Record extracts:
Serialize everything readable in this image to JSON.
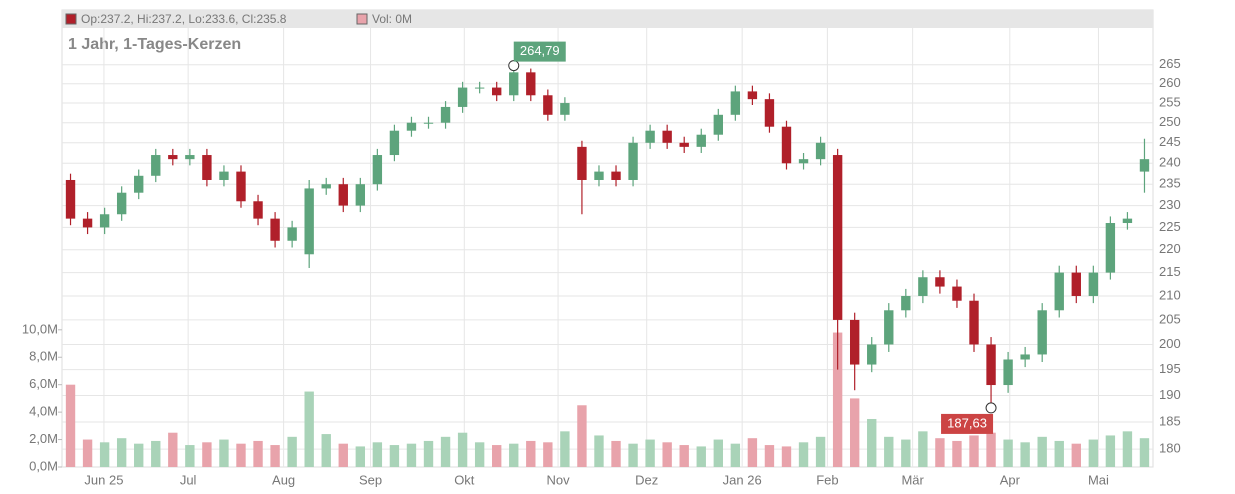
{
  "chart_data": {
    "type": "candlestick",
    "legend": {
      "ohlc": "Op:237.2, Hi:237.2, Lo:233.6, Cl:235.8",
      "volume": "Vol: 0M"
    },
    "subtitle": "1 Jahr, 1-Tages-Kerzen",
    "up_color": "#5da47c",
    "down_color": "#b0202a",
    "volume_up_color": "#a9d3b8",
    "volume_down_color": "#e8a3ab",
    "log_scale": true,
    "grid": true,
    "xlim": [
      -0.5,
      63.5
    ],
    "xticks": [
      {
        "value": 1.96,
        "label": "Jun 25"
      },
      {
        "value": 6.9,
        "label": "Jul"
      },
      {
        "value": 12.5,
        "label": "Aug"
      },
      {
        "value": 17.6,
        "label": "Sep"
      },
      {
        "value": 23.1,
        "label": "Okt"
      },
      {
        "value": 28.6,
        "label": "Nov"
      },
      {
        "value": 33.8,
        "label": "Dez"
      },
      {
        "value": 39.4,
        "label": "Jan 26"
      },
      {
        "value": 44.4,
        "label": "Feb"
      },
      {
        "value": 49.4,
        "label": "Mär"
      },
      {
        "value": 55.1,
        "label": "Apr"
      },
      {
        "value": 60.3,
        "label": "Mai"
      }
    ],
    "ylim": [
      176.8,
      275
    ],
    "yticks": [
      180,
      185,
      190,
      195,
      200,
      205,
      210,
      215,
      220,
      225,
      230,
      235,
      240,
      245,
      250,
      255,
      260,
      265
    ],
    "y2lim": [
      0,
      32000000
    ],
    "y2ticks": [
      {
        "value": 0,
        "label": "0,0M"
      },
      {
        "value": 2000000,
        "label": "2,0M"
      },
      {
        "value": 4000000,
        "label": "4,0M"
      },
      {
        "value": 6000000,
        "label": "6,0M"
      },
      {
        "value": 8000000,
        "label": "8,0M"
      },
      {
        "value": 10000000,
        "label": "10,0M"
      }
    ],
    "open": [
      236,
      227,
      225,
      228,
      233,
      237,
      242,
      241,
      242,
      236,
      238,
      231,
      227,
      222,
      219,
      234,
      235,
      230,
      235,
      242,
      248,
      250,
      250,
      254,
      259,
      259,
      257,
      263,
      257,
      252,
      244,
      236,
      238,
      236,
      245,
      248,
      245,
      244,
      247,
      252,
      258,
      256,
      249,
      240,
      241,
      242,
      205,
      196,
      200,
      207,
      210,
      214,
      212,
      209,
      200,
      192,
      197,
      198,
      207,
      215,
      210,
      215,
      226,
      238
    ],
    "high": [
      237.5,
      228.5,
      229.5,
      234.5,
      238.5,
      243.5,
      243.5,
      243.5,
      243.5,
      239.5,
      239.5,
      232.5,
      228.5,
      226.5,
      236,
      236.5,
      236.5,
      236.5,
      243.5,
      249.5,
      251.5,
      251.5,
      255.5,
      260.5,
      260.5,
      260.5,
      264.79,
      264,
      258.5,
      256.5,
      245.5,
      239.5,
      239.5,
      246.5,
      249.5,
      249.5,
      246.5,
      248.5,
      253.5,
      259.5,
      259.5,
      257.5,
      250.5,
      242.5,
      246.5,
      243.5,
      206.5,
      201.5,
      208.5,
      211.5,
      215.5,
      215.5,
      213.5,
      210.5,
      201.5,
      198.5,
      199.5,
      208.5,
      216.5,
      216.5,
      216.5,
      227.5,
      228.5,
      246
    ],
    "low": [
      225.5,
      223.5,
      223.5,
      226.5,
      231.5,
      235.5,
      239.5,
      239.5,
      234.5,
      234.5,
      229.5,
      225.5,
      220.5,
      220.5,
      216,
      232.5,
      228.5,
      228.5,
      233.5,
      240.5,
      246.5,
      248.5,
      248.5,
      252.5,
      257.5,
      255.5,
      255.5,
      255.5,
      250.5,
      250.5,
      228,
      234.5,
      234.5,
      234.5,
      243.5,
      243.5,
      242.5,
      242.5,
      245.5,
      250.5,
      254.5,
      247.5,
      238.5,
      238.5,
      239.5,
      195,
      191,
      194.5,
      198.5,
      205.5,
      208.5,
      210.5,
      207.5,
      198.5,
      187.63,
      190.5,
      195.5,
      196.5,
      205.5,
      208.5,
      208.5,
      213.5,
      224.5,
      233
    ],
    "close": [
      227,
      225,
      228,
      233,
      237,
      242,
      241,
      242,
      236,
      238,
      231,
      227,
      222,
      225,
      234,
      235,
      230,
      235,
      242,
      248,
      250,
      250,
      254,
      259,
      259,
      257,
      263,
      257,
      252,
      255,
      236,
      238,
      236,
      245,
      248,
      245,
      244,
      247,
      252,
      258,
      256,
      249,
      240,
      241,
      245,
      205,
      196,
      200,
      207,
      210,
      214,
      212,
      209,
      200,
      192,
      197,
      198,
      207,
      215,
      210,
      215,
      226,
      227,
      241
    ],
    "volume": [
      6000000,
      2000000,
      1800000,
      2100000,
      1700000,
      1900000,
      2500000,
      1600000,
      1800000,
      2000000,
      1700000,
      1900000,
      1600000,
      2200000,
      5500000,
      2400000,
      1700000,
      1500000,
      1800000,
      1600000,
      1700000,
      1900000,
      2200000,
      2500000,
      1800000,
      1600000,
      1700000,
      1900000,
      1800000,
      2600000,
      4500000,
      2300000,
      1900000,
      1700000,
      2000000,
      1800000,
      1600000,
      1500000,
      2000000,
      1700000,
      2100000,
      1600000,
      1500000,
      1800000,
      2200000,
      9800000,
      5000000,
      3500000,
      2200000,
      2000000,
      2600000,
      2100000,
      1900000,
      2300000,
      2500000,
      2000000,
      1800000,
      2200000,
      1900000,
      1700000,
      2000000,
      2300000,
      2600000,
      2100000
    ],
    "annotations": [
      {
        "label": "264,79",
        "value": 264.79,
        "x": 26,
        "color": "#5da47c"
      },
      {
        "label": "187,63",
        "value": 187.63,
        "x": 54,
        "color": "#cc4444"
      }
    ]
  }
}
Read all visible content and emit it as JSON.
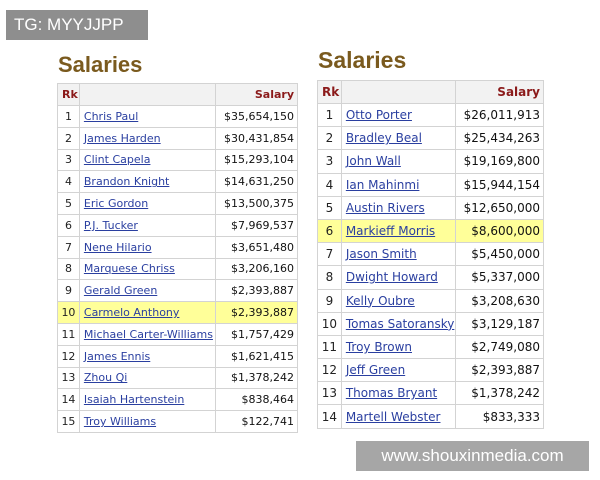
{
  "watermark_top": "TG: MYYJJPP",
  "watermark_bottom": "www.shouxinmedia.com",
  "colors": {
    "heading": "#7a5a1e",
    "header_text": "#8b1a1a",
    "link": "#2a3fa0",
    "highlight": "#ffff99"
  },
  "left": {
    "title": "Salaries",
    "headers": {
      "rank": "Rk",
      "salary": "Salary"
    },
    "highlight_rank": "10",
    "rows": [
      {
        "rk": "1",
        "player": "Chris Paul",
        "salary": "$35,654,150"
      },
      {
        "rk": "2",
        "player": "James Harden",
        "salary": "$30,431,854"
      },
      {
        "rk": "3",
        "player": "Clint Capela",
        "salary": "$15,293,104"
      },
      {
        "rk": "4",
        "player": "Brandon Knight",
        "salary": "$14,631,250"
      },
      {
        "rk": "5",
        "player": "Eric Gordon",
        "salary": "$13,500,375"
      },
      {
        "rk": "6",
        "player": "P.J. Tucker",
        "salary": "$7,969,537"
      },
      {
        "rk": "7",
        "player": "Nene Hilario",
        "salary": "$3,651,480"
      },
      {
        "rk": "8",
        "player": "Marquese Chriss",
        "salary": "$3,206,160"
      },
      {
        "rk": "9",
        "player": "Gerald Green",
        "salary": "$2,393,887"
      },
      {
        "rk": "10",
        "player": "Carmelo Anthony",
        "salary": "$2,393,887"
      },
      {
        "rk": "11",
        "player": "Michael Carter-Williams",
        "salary": "$1,757,429"
      },
      {
        "rk": "12",
        "player": "James Ennis",
        "salary": "$1,621,415"
      },
      {
        "rk": "13",
        "player": "Zhou Qi",
        "salary": "$1,378,242"
      },
      {
        "rk": "14",
        "player": "Isaiah Hartenstein",
        "salary": "$838,464"
      },
      {
        "rk": "15",
        "player": "Troy Williams",
        "salary": "$122,741"
      }
    ]
  },
  "right": {
    "title": "Salaries",
    "headers": {
      "rank": "Rk",
      "salary": "Salary"
    },
    "highlight_rank": "6",
    "rows": [
      {
        "rk": "1",
        "player": "Otto Porter",
        "salary": "$26,011,913"
      },
      {
        "rk": "2",
        "player": "Bradley Beal",
        "salary": "$25,434,263"
      },
      {
        "rk": "3",
        "player": "John Wall",
        "salary": "$19,169,800"
      },
      {
        "rk": "4",
        "player": "Ian Mahinmi",
        "salary": "$15,944,154"
      },
      {
        "rk": "5",
        "player": "Austin Rivers",
        "salary": "$12,650,000"
      },
      {
        "rk": "6",
        "player": "Markieff Morris",
        "salary": "$8,600,000"
      },
      {
        "rk": "7",
        "player": "Jason Smith",
        "salary": "$5,450,000"
      },
      {
        "rk": "8",
        "player": "Dwight Howard",
        "salary": "$5,337,000"
      },
      {
        "rk": "9",
        "player": "Kelly Oubre",
        "salary": "$3,208,630"
      },
      {
        "rk": "10",
        "player": "Tomas Satoransky",
        "salary": "$3,129,187"
      },
      {
        "rk": "11",
        "player": "Troy Brown",
        "salary": "$2,749,080"
      },
      {
        "rk": "12",
        "player": "Jeff Green",
        "salary": "$2,393,887"
      },
      {
        "rk": "13",
        "player": "Thomas Bryant",
        "salary": "$1,378,242"
      },
      {
        "rk": "14",
        "player": "Martell Webster",
        "salary": "$833,333"
      }
    ]
  }
}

Required task:
Count each line with "James" in it and report that figure by itself.

Result of this task:
2